→ Exercise prompt
The expected copy holds every entry exactly and none of the pictures.

*** Opening Input for this task ***

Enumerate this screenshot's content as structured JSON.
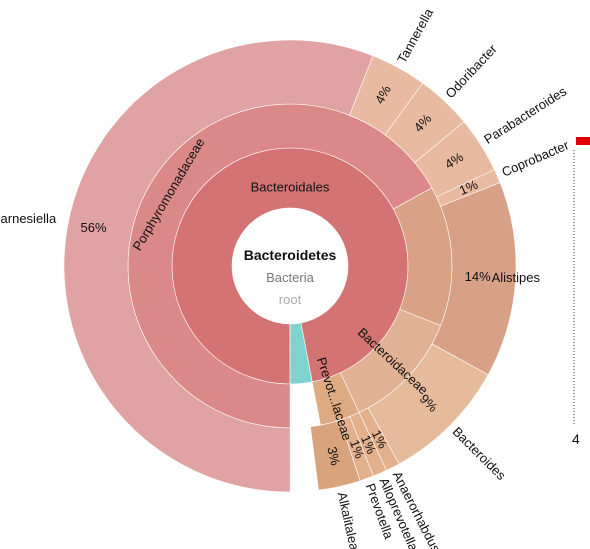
{
  "chart_data": {
    "type": "sunburst",
    "center": {
      "title": "Bacteroidetes",
      "subtitle": "Bacteria",
      "root": "root"
    },
    "nodes": [
      {
        "id": "bacteroidales",
        "name": "Bacteroidales",
        "level": 1,
        "start": 0.0,
        "value": 0.97,
        "color": "#d37373",
        "show_pct": false
      },
      {
        "id": "alkalitalea",
        "name": "Alkalitalea",
        "level": 1,
        "start": 0.97,
        "value": 0.03,
        "color": "#7fd3cf",
        "show_pct": false
      },
      {
        "id": "porphyromonadaceae",
        "name": "Porphyromonadaceae",
        "level": 2,
        "start": 0.0,
        "value": 0.67,
        "color": "#db8888",
        "show_pct": false
      },
      {
        "id": "rikenellaceae",
        "name": "",
        "level": 2,
        "start": 0.67,
        "value": 0.14,
        "color": "#d9a185",
        "show_pct": false
      },
      {
        "id": "bacteroidaceae",
        "name": "Bacteroidaceae",
        "level": 2,
        "start": 0.81,
        "value": 0.12,
        "color": "#e0b194",
        "show_pct": false
      },
      {
        "id": "prevotellaceae",
        "name": "Prevot...laceae",
        "level": 2,
        "start": 0.93,
        "value": 0.04,
        "color": "#ddaa82",
        "show_pct": false
      },
      {
        "id": "barnesiella",
        "name": "Barnesiella",
        "pct": "56%",
        "level": 3,
        "start": 0.0,
        "value": 0.56,
        "color": "#e0a2a2",
        "show_pct": true
      },
      {
        "id": "tannerella",
        "name": "Tannerella",
        "pct": "4%",
        "level": 3,
        "start": 0.56,
        "value": 0.04,
        "color": "#e8baa1",
        "show_pct": true
      },
      {
        "id": "odoribacter",
        "name": "Odoribacter",
        "pct": "4%",
        "level": 3,
        "start": 0.6,
        "value": 0.04,
        "color": "#e8baa1",
        "show_pct": true
      },
      {
        "id": "parabacteroides",
        "name": "Parabacteroides",
        "pct": "4%",
        "level": 3,
        "start": 0.64,
        "value": 0.04,
        "color": "#e8baa1",
        "show_pct": true
      },
      {
        "id": "coprobacter",
        "name": "Coprobacter",
        "pct": "1%",
        "level": 3,
        "start": 0.68,
        "value": 0.01,
        "color": "#e8baa1",
        "show_pct": true
      },
      {
        "id": "alistipes",
        "name": "Alistipes",
        "pct": "14%",
        "level": 3,
        "start": 0.69,
        "value": 0.14,
        "color": "#d8a187",
        "show_pct": true
      },
      {
        "id": "bacteroides",
        "name": "Bacteroides",
        "pct": "9%",
        "level": 3,
        "start": 0.83,
        "value": 0.09,
        "color": "#e6bb9b",
        "show_pct": true
      },
      {
        "id": "anaerorhabdus",
        "name": "Anaerorhabdus",
        "pct": "1%",
        "level": 3,
        "start": 0.92,
        "value": 0.01,
        "color": "#e2b08d",
        "show_pct": true
      },
      {
        "id": "alloprevotella",
        "name": "Alloprevotella",
        "pct": "1%",
        "level": 3,
        "start": 0.93,
        "value": 0.01,
        "color": "#e2b08d",
        "show_pct": true
      },
      {
        "id": "prevotella",
        "name": "Prevotella",
        "pct": "1%",
        "level": 3,
        "start": 0.94,
        "value": 0.01,
        "color": "#e2b08d",
        "show_pct": true
      },
      {
        "id": "alkalitalea-genus",
        "name": "Alkalitalea",
        "pct": "3%",
        "level": 3,
        "start": 0.95,
        "value": 0.03,
        "color": "#d9a37d",
        "show_pct": true
      }
    ],
    "legend": {
      "marker_color": "#e00000",
      "value": "4"
    }
  }
}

*** Closing Input for this task ***

→ Response
Enumerate this screenshot's content as structured JSON.
{
  "chart_data": {
    "type": "sunburst",
    "center": {
      "title": "Bacteroidetes",
      "subtitle": "Bacteria",
      "root": "root"
    },
    "nodes": [
      {
        "id": "bacteroidales",
        "name": "Bacteroidales",
        "level": 1,
        "start": 0.0,
        "value": 0.97,
        "color": "#d37373",
        "show_pct": false
      },
      {
        "id": "alkalitalea",
        "name": "Alkalitalea",
        "level": 1,
        "start": 0.97,
        "value": 0.03,
        "color": "#7fd3cf",
        "show_pct": false
      },
      {
        "id": "porphyromonadaceae",
        "name": "Porphyromonadaceae",
        "level": 2,
        "start": 0.0,
        "value": 0.67,
        "color": "#db8888",
        "show_pct": false
      },
      {
        "id": "rikenellaceae",
        "name": "",
        "level": 2,
        "start": 0.67,
        "value": 0.14,
        "color": "#d9a185",
        "show_pct": false
      },
      {
        "id": "bacteroidaceae",
        "name": "Bacteroidaceae",
        "level": 2,
        "start": 0.81,
        "value": 0.12,
        "color": "#e0b194",
        "show_pct": false
      },
      {
        "id": "prevotellaceae",
        "name": "Prevot...laceae",
        "level": 2,
        "start": 0.93,
        "value": 0.04,
        "color": "#ddaa82",
        "show_pct": false
      },
      {
        "id": "barnesiella",
        "name": "Barnesiella",
        "pct": "56%",
        "level": 3,
        "start": 0.0,
        "value": 0.56,
        "color": "#e0a2a2",
        "show_pct": true
      },
      {
        "id": "tannerella",
        "name": "Tannerella",
        "pct": "4%",
        "level": 3,
        "start": 0.56,
        "value": 0.04,
        "color": "#e8baa1",
        "show_pct": true
      },
      {
        "id": "odoribacter",
        "name": "Odoribacter",
        "pct": "4%",
        "level": 3,
        "start": 0.6,
        "value": 0.04,
        "color": "#e8baa1",
        "show_pct": true
      },
      {
        "id": "parabacteroides",
        "name": "Parabacteroides",
        "pct": "4%",
        "level": 3,
        "start": 0.64,
        "value": 0.04,
        "color": "#e8baa1",
        "show_pct": true
      },
      {
        "id": "coprobacter",
        "name": "Coprobacter",
        "pct": "1%",
        "level": 3,
        "start": 0.68,
        "value": 0.01,
        "color": "#e8baa1",
        "show_pct": true
      },
      {
        "id": "alistipes",
        "name": "Alistipes",
        "pct": "14%",
        "level": 3,
        "start": 0.69,
        "value": 0.14,
        "color": "#d8a187",
        "show_pct": true
      },
      {
        "id": "bacteroides",
        "name": "Bacteroides",
        "pct": "9%",
        "level": 3,
        "start": 0.83,
        "value": 0.09,
        "color": "#e6bb9b",
        "show_pct": true
      },
      {
        "id": "anaerorhabdus",
        "name": "Anaerorhabdus",
        "pct": "1%",
        "level": 3,
        "start": 0.92,
        "value": 0.01,
        "color": "#e2b08d",
        "show_pct": true
      },
      {
        "id": "alloprevotella",
        "name": "Alloprevotella",
        "pct": "1%",
        "level": 3,
        "start": 0.93,
        "value": 0.01,
        "color": "#e2b08d",
        "show_pct": true
      },
      {
        "id": "prevotella",
        "name": "Prevotella",
        "pct": "1%",
        "level": 3,
        "start": 0.94,
        "value": 0.01,
        "color": "#e2b08d",
        "show_pct": true
      },
      {
        "id": "alkalitalea-genus",
        "name": "Alkalitalea",
        "pct": "3%",
        "level": 3,
        "start": 0.95,
        "value": 0.03,
        "color": "#d9a37d",
        "show_pct": true
      }
    ],
    "legend": {
      "marker_color": "#e00000",
      "value": "4"
    }
  }
}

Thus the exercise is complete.